# START OF Data shown
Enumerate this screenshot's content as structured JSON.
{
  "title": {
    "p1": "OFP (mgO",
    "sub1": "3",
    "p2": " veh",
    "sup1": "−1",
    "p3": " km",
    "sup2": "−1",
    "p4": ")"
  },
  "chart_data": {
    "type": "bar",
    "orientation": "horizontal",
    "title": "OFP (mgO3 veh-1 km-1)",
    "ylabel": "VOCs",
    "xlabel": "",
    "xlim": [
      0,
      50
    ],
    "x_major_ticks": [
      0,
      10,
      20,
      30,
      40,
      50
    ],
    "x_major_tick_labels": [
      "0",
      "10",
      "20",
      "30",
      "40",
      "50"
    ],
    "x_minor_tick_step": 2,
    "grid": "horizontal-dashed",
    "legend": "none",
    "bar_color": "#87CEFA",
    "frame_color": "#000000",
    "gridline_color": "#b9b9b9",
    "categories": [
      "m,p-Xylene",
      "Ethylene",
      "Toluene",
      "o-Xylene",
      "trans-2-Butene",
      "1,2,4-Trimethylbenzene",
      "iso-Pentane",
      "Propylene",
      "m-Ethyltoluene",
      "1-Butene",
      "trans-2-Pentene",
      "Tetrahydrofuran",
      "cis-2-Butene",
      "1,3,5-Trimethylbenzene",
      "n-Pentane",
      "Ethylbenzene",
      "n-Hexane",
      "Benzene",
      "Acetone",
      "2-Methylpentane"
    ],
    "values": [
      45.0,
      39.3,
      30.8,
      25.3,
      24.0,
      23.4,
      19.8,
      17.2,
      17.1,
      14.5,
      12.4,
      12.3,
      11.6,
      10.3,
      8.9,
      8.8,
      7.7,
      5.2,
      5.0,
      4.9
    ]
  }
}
# END OF Data shown
Extract the complete listing verbatim.

Enumerate this screenshot's content as structured JSON.
{
  "title": {
    "p1": "OFP (mgO",
    "sub1": "3",
    "p2": " veh",
    "sup1": "−1",
    "p3": " km",
    "sup2": "−1",
    "p4": ")"
  },
  "chart_data": {
    "type": "bar",
    "orientation": "horizontal",
    "title": "OFP (mgO3 veh-1 km-1)",
    "ylabel": "VOCs",
    "xlabel": "",
    "xlim": [
      0,
      50
    ],
    "x_major_ticks": [
      0,
      10,
      20,
      30,
      40,
      50
    ],
    "x_major_tick_labels": [
      "0",
      "10",
      "20",
      "30",
      "40",
      "50"
    ],
    "x_minor_tick_step": 2,
    "grid": "horizontal-dashed",
    "legend": "none",
    "bar_color": "#87CEFA",
    "frame_color": "#000000",
    "gridline_color": "#b9b9b9",
    "categories": [
      "m,p-Xylene",
      "Ethylene",
      "Toluene",
      "o-Xylene",
      "trans-2-Butene",
      "1,2,4-Trimethylbenzene",
      "iso-Pentane",
      "Propylene",
      "m-Ethyltoluene",
      "1-Butene",
      "trans-2-Pentene",
      "Tetrahydrofuran",
      "cis-2-Butene",
      "1,3,5-Trimethylbenzene",
      "n-Pentane",
      "Ethylbenzene",
      "n-Hexane",
      "Benzene",
      "Acetone",
      "2-Methylpentane"
    ],
    "values": [
      45.0,
      39.3,
      30.8,
      25.3,
      24.0,
      23.4,
      19.8,
      17.2,
      17.1,
      14.5,
      12.4,
      12.3,
      11.6,
      10.3,
      8.9,
      8.8,
      7.7,
      5.2,
      5.0,
      4.9
    ]
  }
}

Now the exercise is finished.